* **Exercise**
Reproduce the comment thread word for word from "Filed under Crisis" to "have referred to.".

* **Provided text**
↓↓↓

Filed under Crisis Response, European Union, Financial Market Regulation

4 responses to ““Existence Determines Consciousness” (“Das Sein bestimmt das Bewußtsein”)

  1. Dr. Peter Neumann

    Dear Kurt,
    I find your observations convincing. Being a retired person (though sometimes a consultant) has helped me in gaining and maintaining a more balanced understanding of current developments and of the official and non-official comments, to which they give rise. Indeed, the composition of your panel was unhelpful as it was one-sided and insufficiently analytical.
    Attempting an optimistic view, hopefully the incoming EU Commission will repair the regulatory deficits you have referred to.
    The outgoing Commission seems to have retreated from leadership prematurely, not only regarding the need to enhance supervision of the financial markets (and regarding macro-economic growth issues) but also from efforts to promote a peaceful end to the crisis in eastern Ukraine. Could one apply your existence/consciousness paradigm to assume the Commision’s own contributions through action and inaction to both the financial and extermal crisis (existence) are now blurring its view (consciousness) of which steps it could helpfully take ?

    MfG
    Peter

    • kurtbayer

      Dear Peter, this is a tough one: the Commission is not a uniform body, there are very different perceptions, experiences and pressures on the individual Commissioners. Thus, to determine “its” existence may be impossible. But I agree that it has lacked leadership and the will to adjust its mainstream economic policy paradigm (“budget consolidation and debt reduction as primary targets”) to the new world developments – even though the one or other Commissioner would have pushed that. Let us see what the incoming Commission will do.

  2. Alexander Böckmann

    Thank you very much for this interesting post. There is one thing I like to add. Recently I attended a buddhist retreat and there I learned that not only existence is determining consciousness but also consciousness is determining existence. They are depended one one another and in a relation of co-arising.

↑↑↑

* **Available data**
↓↓↓

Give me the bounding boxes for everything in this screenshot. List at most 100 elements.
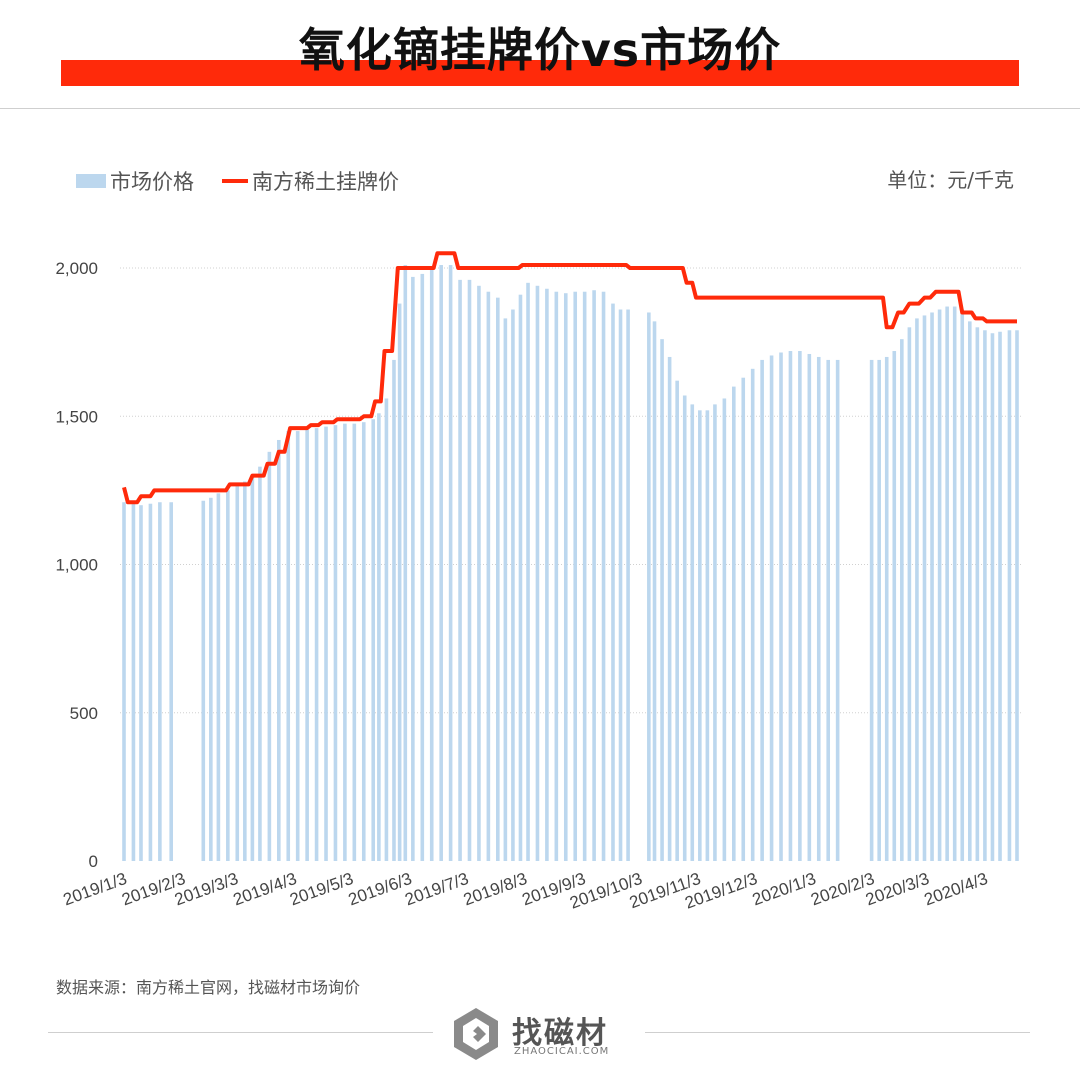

↑↑↑

* **Output below**
Filed under Crisis Response, European Union, Financial Market Regulation

4 responses to ““Existence Determines Consciousness” (“Das Sein bestimmt das Bewußtsein”)

  1. Dr. Peter Neumann

    Dear Kurt,
    I find your observations convincing. Being a retired person (though sometimes a consultant) has helped me in gaining and maintaining a more balanced understanding of current developments and of the official and non-official comments, to which they give rise. Indeed, the composition of your panel was unhelpful as it was one-sided and insufficiently analytical.
    Attempting an optimistic view, hopefully the incoming EU Commission will repair the regulatory deficits you have referred to.